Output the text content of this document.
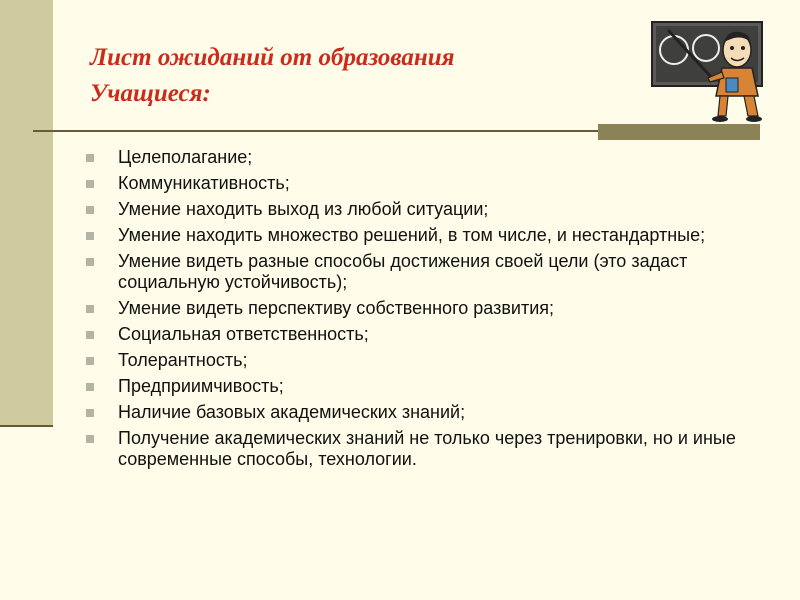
Лист ожиданий от образования
Учащиеся:
Целеполагание;
Коммуникативность;
Умение находить выход из любой ситуации;
Умение находить множество решений, в том числе, и нестандартные;
Умение видеть разные способы достижения своей цели (это задаст социальную устойчивость);
Умение видеть перспективу собственного развития;
Социальная ответственность;
Толерантность;
Предприимчивость;
Наличие базовых академических знаний;
Получение академических знаний не только через тренировки, но и иные современные способы, технологии.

*Exercise directions*
All the material shown above is to be copied exactly, with no pictures carried over.

*Result of this exercise*
Output the text content of this document.
Лист ожиданий от образования
Учащиеся:
Целеполагание;
Коммуникативность;
Умение находить выход из любой ситуации;
Умение находить множество решений, в том числе, и нестандартные;
Умение видеть разные способы достижения своей цели (это задаст социальную устойчивость);
Умение видеть перспективу собственного развития;
Социальная ответственность;
Толерантность;
Предприимчивость;
Наличие базовых академических знаний;
Получение академических знаний не только через тренировки, но и иные современные способы, технологии.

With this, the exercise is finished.